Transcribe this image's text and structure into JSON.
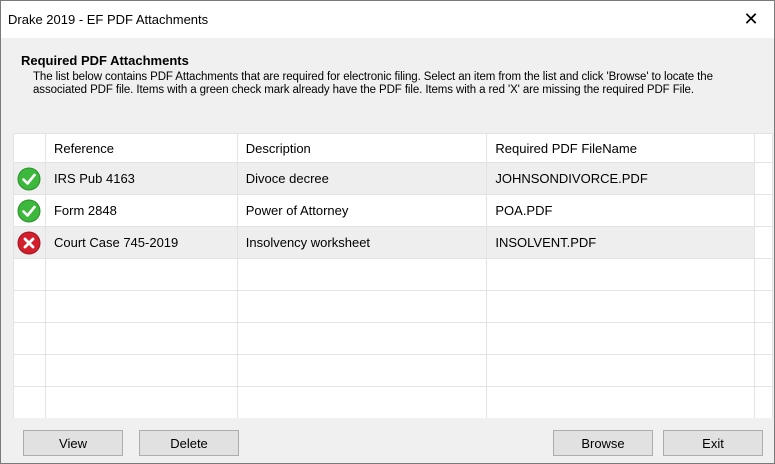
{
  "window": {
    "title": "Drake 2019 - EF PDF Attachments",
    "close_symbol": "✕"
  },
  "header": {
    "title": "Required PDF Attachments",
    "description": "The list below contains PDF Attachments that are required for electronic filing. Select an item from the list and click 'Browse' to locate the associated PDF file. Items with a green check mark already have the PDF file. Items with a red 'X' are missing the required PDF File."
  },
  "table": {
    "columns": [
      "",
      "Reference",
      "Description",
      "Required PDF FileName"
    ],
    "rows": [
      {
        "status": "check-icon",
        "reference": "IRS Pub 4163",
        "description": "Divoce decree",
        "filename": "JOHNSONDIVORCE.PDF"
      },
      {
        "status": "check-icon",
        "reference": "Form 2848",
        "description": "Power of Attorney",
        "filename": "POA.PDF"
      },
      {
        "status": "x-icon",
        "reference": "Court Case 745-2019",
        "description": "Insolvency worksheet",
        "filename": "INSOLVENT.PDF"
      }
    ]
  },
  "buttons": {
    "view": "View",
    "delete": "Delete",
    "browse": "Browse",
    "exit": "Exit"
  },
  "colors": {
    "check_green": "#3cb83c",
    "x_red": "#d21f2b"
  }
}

* Task prompt: Which lines hold the word "Browse"? Copy every one of them.

* Completed task:
    "description": "The list below contains PDF Attachments that are required for electronic filing. Select an item from the list and click 'Browse' to locate the associated PDF file. Items with a green check mark already have the PDF file. Items with a red 'X' are missing the required PDF File."
    "browse": "Browse",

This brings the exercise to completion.